EXERCISE DIRECTIONS
Exclude the pictures and return every line exactly as written.
━━━━━ RECORD LIST ━━━━━
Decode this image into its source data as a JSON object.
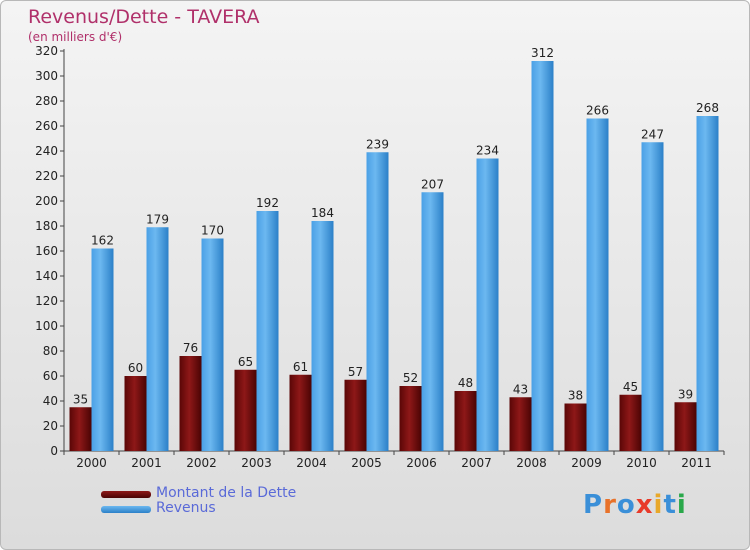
{
  "chart_data": {
    "type": "bar",
    "title": "Revenus/Dette - TAVERA",
    "subtitle": "(en milliers d'€)",
    "categories": [
      "2000",
      "2001",
      "2002",
      "2003",
      "2004",
      "2005",
      "2006",
      "2007",
      "2008",
      "2009",
      "2010",
      "2011"
    ],
    "series": [
      {
        "name": "Montant de la Dette",
        "color": "#7a0c0c",
        "values": [
          35,
          60,
          76,
          65,
          61,
          57,
          52,
          48,
          43,
          38,
          45,
          39
        ]
      },
      {
        "name": "Revenus",
        "color": "#3a96dc",
        "values": [
          162,
          179,
          170,
          192,
          184,
          239,
          207,
          234,
          312,
          266,
          247,
          268
        ]
      }
    ],
    "ylim": [
      0,
      320
    ],
    "yticks": [
      0,
      20,
      40,
      60,
      80,
      100,
      120,
      140,
      160,
      180,
      200,
      220,
      240,
      260,
      280,
      300,
      320
    ],
    "grid": false,
    "legend_position": "bottom-left"
  },
  "logo": {
    "text": "Proxiti",
    "colors": [
      "#3a8fd8",
      "#e8722a",
      "#3a8fd8",
      "#e83a2a",
      "#e8a82a",
      "#3a8fd8",
      "#2aa84a"
    ]
  }
}
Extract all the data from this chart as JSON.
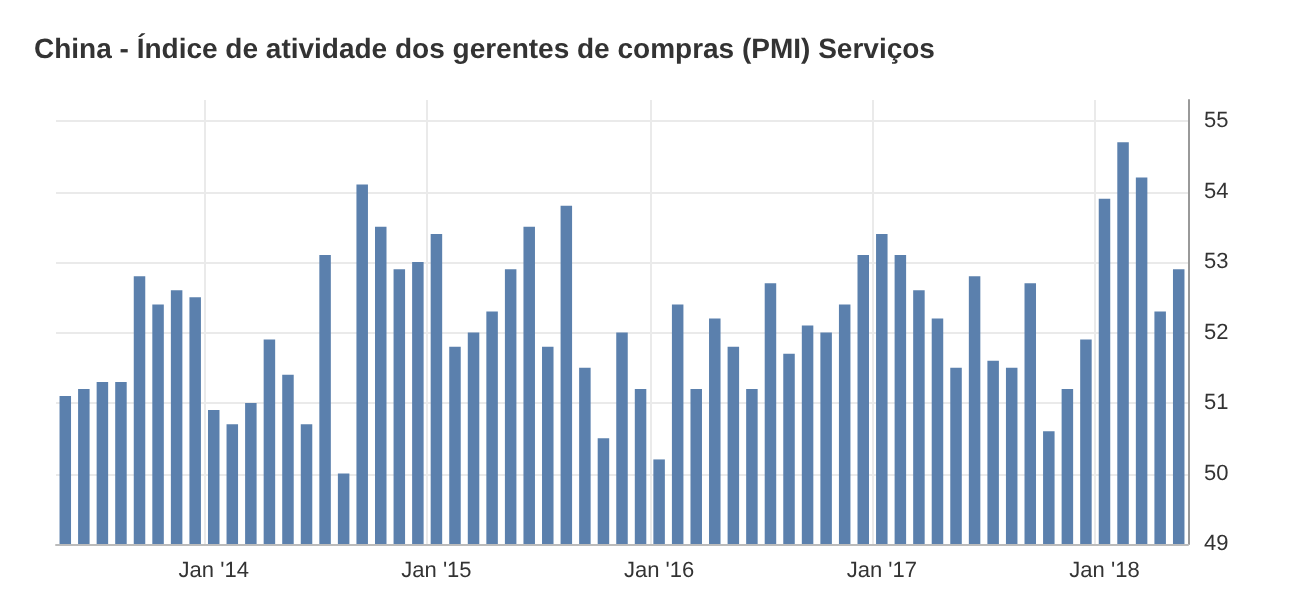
{
  "chart_data": {
    "type": "bar",
    "title": "China - Índice de atividade dos gerentes de compras (PMI) Serviços",
    "categories": [
      null,
      null,
      null,
      null,
      null,
      null,
      null,
      null,
      "Jan '14",
      null,
      null,
      null,
      null,
      null,
      null,
      null,
      null,
      null,
      null,
      null,
      "Jan '15",
      null,
      null,
      null,
      null,
      null,
      null,
      null,
      null,
      null,
      null,
      null,
      "Jan '16",
      null,
      null,
      null,
      null,
      null,
      null,
      null,
      null,
      null,
      null,
      null,
      "Jan '17",
      null,
      null,
      null,
      null,
      null,
      null,
      null,
      null,
      null,
      null,
      null,
      "Jan '18",
      null,
      null,
      null,
      null
    ],
    "values": [
      51.1,
      51.2,
      51.3,
      51.3,
      52.8,
      52.4,
      52.6,
      52.5,
      50.9,
      50.7,
      51.0,
      51.9,
      51.4,
      50.7,
      53.1,
      50.0,
      54.1,
      53.5,
      52.9,
      53.0,
      53.4,
      51.8,
      52.0,
      52.3,
      52.9,
      53.5,
      51.8,
      53.8,
      51.5,
      50.5,
      52.0,
      51.2,
      50.2,
      52.4,
      51.2,
      52.2,
      51.8,
      51.2,
      52.7,
      51.7,
      52.1,
      52.0,
      52.4,
      53.1,
      53.4,
      53.1,
      52.6,
      52.2,
      51.5,
      52.8,
      51.6,
      51.5,
      52.7,
      50.6,
      51.2,
      51.9,
      53.9,
      54.7,
      54.2,
      52.3,
      52.9
    ],
    "color": "#5b80ad",
    "ylim": [
      49,
      55.3
    ],
    "yticks": [
      49,
      50,
      51,
      52,
      53,
      54,
      55
    ],
    "grid": true
  }
}
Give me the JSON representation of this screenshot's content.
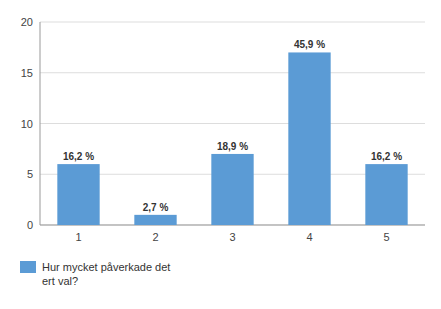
{
  "chart_data": {
    "type": "bar",
    "categories": [
      "1",
      "2",
      "3",
      "4",
      "5"
    ],
    "series": [
      {
        "name": "Hur mycket påverkade det\nert val?",
        "color": "#5b9bd5",
        "values": [
          6,
          1,
          7,
          17,
          6
        ],
        "value_labels": [
          "16,2 %",
          "2,7 %",
          "18,9 %",
          "45,9 %",
          "16,2 %"
        ]
      }
    ],
    "ylim": [
      0,
      20
    ],
    "yticks": [
      0,
      5,
      10,
      15,
      20
    ],
    "grid": true,
    "legend": "bottom",
    "data_labels": true
  }
}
━━━━━
RESULT OF THE EXERCISE
Decode this image into its source data as a JSON object.
{
  "chart_data": {
    "type": "bar",
    "title": "Revenus/Dette - TAVERA",
    "subtitle": "(en milliers d'€)",
    "categories": [
      "2000",
      "2001",
      "2002",
      "2003",
      "2004",
      "2005",
      "2006",
      "2007",
      "2008",
      "2009",
      "2010",
      "2011"
    ],
    "series": [
      {
        "name": "Montant de la Dette",
        "color": "#7a0c0c",
        "values": [
          35,
          60,
          76,
          65,
          61,
          57,
          52,
          48,
          43,
          38,
          45,
          39
        ]
      },
      {
        "name": "Revenus",
        "color": "#3a96dc",
        "values": [
          162,
          179,
          170,
          192,
          184,
          239,
          207,
          234,
          312,
          266,
          247,
          268
        ]
      }
    ],
    "ylim": [
      0,
      320
    ],
    "yticks": [
      0,
      20,
      40,
      60,
      80,
      100,
      120,
      140,
      160,
      180,
      200,
      220,
      240,
      260,
      280,
      300,
      320
    ],
    "grid": false,
    "legend_position": "bottom-left"
  },
  "logo": {
    "text": "Proxiti",
    "colors": [
      "#3a8fd8",
      "#e8722a",
      "#3a8fd8",
      "#e83a2a",
      "#e8a82a",
      "#3a8fd8",
      "#2aa84a"
    ]
  }
}
Extract all the data from this chart as JSON.
{
  "chart_data": {
    "type": "bar",
    "title": "China - Índice de atividade dos gerentes de compras (PMI) Serviços",
    "categories": [
      null,
      null,
      null,
      null,
      null,
      null,
      null,
      null,
      "Jan '14",
      null,
      null,
      null,
      null,
      null,
      null,
      null,
      null,
      null,
      null,
      null,
      "Jan '15",
      null,
      null,
      null,
      null,
      null,
      null,
      null,
      null,
      null,
      null,
      null,
      "Jan '16",
      null,
      null,
      null,
      null,
      null,
      null,
      null,
      null,
      null,
      null,
      null,
      "Jan '17",
      null,
      null,
      null,
      null,
      null,
      null,
      null,
      null,
      null,
      null,
      null,
      "Jan '18",
      null,
      null,
      null,
      null
    ],
    "values": [
      51.1,
      51.2,
      51.3,
      51.3,
      52.8,
      52.4,
      52.6,
      52.5,
      50.9,
      50.7,
      51.0,
      51.9,
      51.4,
      50.7,
      53.1,
      50.0,
      54.1,
      53.5,
      52.9,
      53.0,
      53.4,
      51.8,
      52.0,
      52.3,
      52.9,
      53.5,
      51.8,
      53.8,
      51.5,
      50.5,
      52.0,
      51.2,
      50.2,
      52.4,
      51.2,
      52.2,
      51.8,
      51.2,
      52.7,
      51.7,
      52.1,
      52.0,
      52.4,
      53.1,
      53.4,
      53.1,
      52.6,
      52.2,
      51.5,
      52.8,
      51.6,
      51.5,
      52.7,
      50.6,
      51.2,
      51.9,
      53.9,
      54.7,
      54.2,
      52.3,
      52.9
    ],
    "color": "#5b80ad",
    "ylim": [
      49,
      55.3
    ],
    "yticks": [
      49,
      50,
      51,
      52,
      53,
      54,
      55
    ],
    "grid": true
  }
}
Give me the JSON representation of this screenshot's content.
{
  "chart_data": {
    "type": "bar",
    "categories": [
      "1",
      "2",
      "3",
      "4",
      "5"
    ],
    "series": [
      {
        "name": "Hur mycket påverkade det\nert val?",
        "color": "#5b9bd5",
        "values": [
          6,
          1,
          7,
          17,
          6
        ],
        "value_labels": [
          "16,2 %",
          "2,7 %",
          "18,9 %",
          "45,9 %",
          "16,2 %"
        ]
      }
    ],
    "ylim": [
      0,
      20
    ],
    "yticks": [
      0,
      5,
      10,
      15,
      20
    ],
    "grid": true,
    "legend": "bottom",
    "data_labels": true
  }
}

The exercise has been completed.